→ **Task to complete**: Take down each entry exactly as written.

»»

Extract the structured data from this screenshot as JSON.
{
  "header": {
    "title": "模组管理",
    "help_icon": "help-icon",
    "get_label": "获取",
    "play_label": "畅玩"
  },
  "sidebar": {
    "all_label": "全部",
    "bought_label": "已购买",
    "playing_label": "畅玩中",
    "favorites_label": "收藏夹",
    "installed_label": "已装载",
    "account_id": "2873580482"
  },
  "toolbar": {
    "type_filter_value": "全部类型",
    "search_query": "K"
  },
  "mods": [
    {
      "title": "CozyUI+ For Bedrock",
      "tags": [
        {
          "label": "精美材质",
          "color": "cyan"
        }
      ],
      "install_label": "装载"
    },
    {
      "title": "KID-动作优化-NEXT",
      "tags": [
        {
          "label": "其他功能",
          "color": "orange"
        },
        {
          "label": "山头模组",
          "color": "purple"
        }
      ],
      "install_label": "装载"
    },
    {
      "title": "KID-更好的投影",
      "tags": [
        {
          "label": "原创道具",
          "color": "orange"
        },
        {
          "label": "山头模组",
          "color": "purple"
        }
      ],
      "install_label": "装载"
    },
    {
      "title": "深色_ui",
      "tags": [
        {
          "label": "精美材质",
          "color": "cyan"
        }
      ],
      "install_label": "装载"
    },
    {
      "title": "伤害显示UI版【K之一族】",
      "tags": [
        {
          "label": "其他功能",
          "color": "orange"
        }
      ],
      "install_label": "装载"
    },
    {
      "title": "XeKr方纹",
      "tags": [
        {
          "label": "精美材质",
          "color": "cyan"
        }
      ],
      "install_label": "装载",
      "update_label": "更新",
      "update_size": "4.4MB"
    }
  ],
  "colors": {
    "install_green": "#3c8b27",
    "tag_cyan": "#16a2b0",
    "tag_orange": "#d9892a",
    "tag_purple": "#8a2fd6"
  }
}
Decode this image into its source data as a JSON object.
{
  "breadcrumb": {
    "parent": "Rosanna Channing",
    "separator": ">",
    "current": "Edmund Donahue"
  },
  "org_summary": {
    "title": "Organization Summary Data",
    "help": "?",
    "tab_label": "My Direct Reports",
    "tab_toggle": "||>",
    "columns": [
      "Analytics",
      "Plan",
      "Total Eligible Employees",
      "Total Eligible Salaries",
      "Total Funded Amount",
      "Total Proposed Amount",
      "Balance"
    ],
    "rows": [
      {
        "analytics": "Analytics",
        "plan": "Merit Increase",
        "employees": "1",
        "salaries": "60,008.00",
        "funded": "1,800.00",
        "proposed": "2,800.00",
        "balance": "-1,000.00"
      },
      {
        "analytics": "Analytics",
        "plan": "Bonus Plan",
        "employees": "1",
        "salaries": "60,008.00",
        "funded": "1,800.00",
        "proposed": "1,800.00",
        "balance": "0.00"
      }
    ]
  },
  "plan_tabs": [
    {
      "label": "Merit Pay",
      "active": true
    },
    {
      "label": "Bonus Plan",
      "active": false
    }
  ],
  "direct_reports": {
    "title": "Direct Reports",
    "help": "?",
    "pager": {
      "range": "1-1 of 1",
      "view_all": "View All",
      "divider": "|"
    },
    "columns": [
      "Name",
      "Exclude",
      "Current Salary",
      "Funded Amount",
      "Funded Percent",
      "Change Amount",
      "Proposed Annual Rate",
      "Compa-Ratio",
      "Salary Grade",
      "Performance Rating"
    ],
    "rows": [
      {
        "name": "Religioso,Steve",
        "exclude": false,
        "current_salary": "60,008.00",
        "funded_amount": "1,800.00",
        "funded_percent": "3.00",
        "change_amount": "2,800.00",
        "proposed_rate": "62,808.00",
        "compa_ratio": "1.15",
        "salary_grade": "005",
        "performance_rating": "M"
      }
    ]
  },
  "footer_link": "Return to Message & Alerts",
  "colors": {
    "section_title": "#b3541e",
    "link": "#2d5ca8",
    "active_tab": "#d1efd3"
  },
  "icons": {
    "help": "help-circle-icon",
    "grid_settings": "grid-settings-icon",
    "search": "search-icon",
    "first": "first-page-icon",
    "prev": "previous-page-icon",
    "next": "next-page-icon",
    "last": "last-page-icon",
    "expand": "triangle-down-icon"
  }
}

««

→ **Output of the task**:
Extract the structured data from this screenshot as JSON.
{
  "header": {
    "title": "模组管理",
    "help_icon": "help-icon",
    "get_label": "获取",
    "play_label": "畅玩"
  },
  "sidebar": {
    "all_label": "全部",
    "bought_label": "已购买",
    "playing_label": "畅玩中",
    "favorites_label": "收藏夹",
    "installed_label": "已装载",
    "account_id": "2873580482"
  },
  "toolbar": {
    "type_filter_value": "全部类型",
    "search_query": "K"
  },
  "mods": [
    {
      "title": "CozyUI+ For Bedrock",
      "tags": [
        {
          "label": "精美材质",
          "color": "cyan"
        }
      ],
      "install_label": "装载"
    },
    {
      "title": "KID-动作优化-NEXT",
      "tags": [
        {
          "label": "其他功能",
          "color": "orange"
        },
        {
          "label": "山头模组",
          "color": "purple"
        }
      ],
      "install_label": "装载"
    },
    {
      "title": "KID-更好的投影",
      "tags": [
        {
          "label": "原创道具",
          "color": "orange"
        },
        {
          "label": "山头模组",
          "color": "purple"
        }
      ],
      "install_label": "装载"
    },
    {
      "title": "深色_ui",
      "tags": [
        {
          "label": "精美材质",
          "color": "cyan"
        }
      ],
      "install_label": "装载"
    },
    {
      "title": "伤害显示UI版【K之一族】",
      "tags": [
        {
          "label": "其他功能",
          "color": "orange"
        }
      ],
      "install_label": "装载"
    },
    {
      "title": "XeKr方纹",
      "tags": [
        {
          "label": "精美材质",
          "color": "cyan"
        }
      ],
      "install_label": "装载",
      "update_label": "更新",
      "update_size": "4.4MB"
    }
  ],
  "colors": {
    "install_green": "#3c8b27",
    "tag_cyan": "#16a2b0",
    "tag_orange": "#d9892a",
    "tag_purple": "#8a2fd6"
  }
}
Decode this image into its source data as a JSON object.
{
  "breadcrumb": {
    "parent": "Rosanna Channing",
    "separator": ">",
    "current": "Edmund Donahue"
  },
  "org_summary": {
    "title": "Organization Summary Data",
    "help": "?",
    "tab_label": "My Direct Reports",
    "tab_toggle": "||>",
    "columns": [
      "Analytics",
      "Plan",
      "Total Eligible Employees",
      "Total Eligible Salaries",
      "Total Funded Amount",
      "Total Proposed Amount",
      "Balance"
    ],
    "rows": [
      {
        "analytics": "Analytics",
        "plan": "Merit Increase",
        "employees": "1",
        "salaries": "60,008.00",
        "funded": "1,800.00",
        "proposed": "2,800.00",
        "balance": "-1,000.00"
      },
      {
        "analytics": "Analytics",
        "plan": "Bonus Plan",
        "employees": "1",
        "salaries": "60,008.00",
        "funded": "1,800.00",
        "proposed": "1,800.00",
        "balance": "0.00"
      }
    ]
  },
  "plan_tabs": [
    {
      "label": "Merit Pay",
      "active": true
    },
    {
      "label": "Bonus Plan",
      "active": false
    }
  ],
  "direct_reports": {
    "title": "Direct Reports",
    "help": "?",
    "pager": {
      "range": "1-1 of 1",
      "view_all": "View All",
      "divider": "|"
    },
    "columns": [
      "Name",
      "Exclude",
      "Current Salary",
      "Funded Amount",
      "Funded Percent",
      "Change Amount",
      "Proposed Annual Rate",
      "Compa-Ratio",
      "Salary Grade",
      "Performance Rating"
    ],
    "rows": [
      {
        "name": "Religioso,Steve",
        "exclude": false,
        "current_salary": "60,008.00",
        "funded_amount": "1,800.00",
        "funded_percent": "3.00",
        "change_amount": "2,800.00",
        "proposed_rate": "62,808.00",
        "compa_ratio": "1.15",
        "salary_grade": "005",
        "performance_rating": "M"
      }
    ]
  },
  "footer_link": "Return to Message & Alerts",
  "colors": {
    "section_title": "#b3541e",
    "link": "#2d5ca8",
    "active_tab": "#d1efd3"
  },
  "icons": {
    "help": "help-circle-icon",
    "grid_settings": "grid-settings-icon",
    "search": "search-icon",
    "first": "first-page-icon",
    "prev": "previous-page-icon",
    "next": "next-page-icon",
    "last": "last-page-icon",
    "expand": "triangle-down-icon"
  }
}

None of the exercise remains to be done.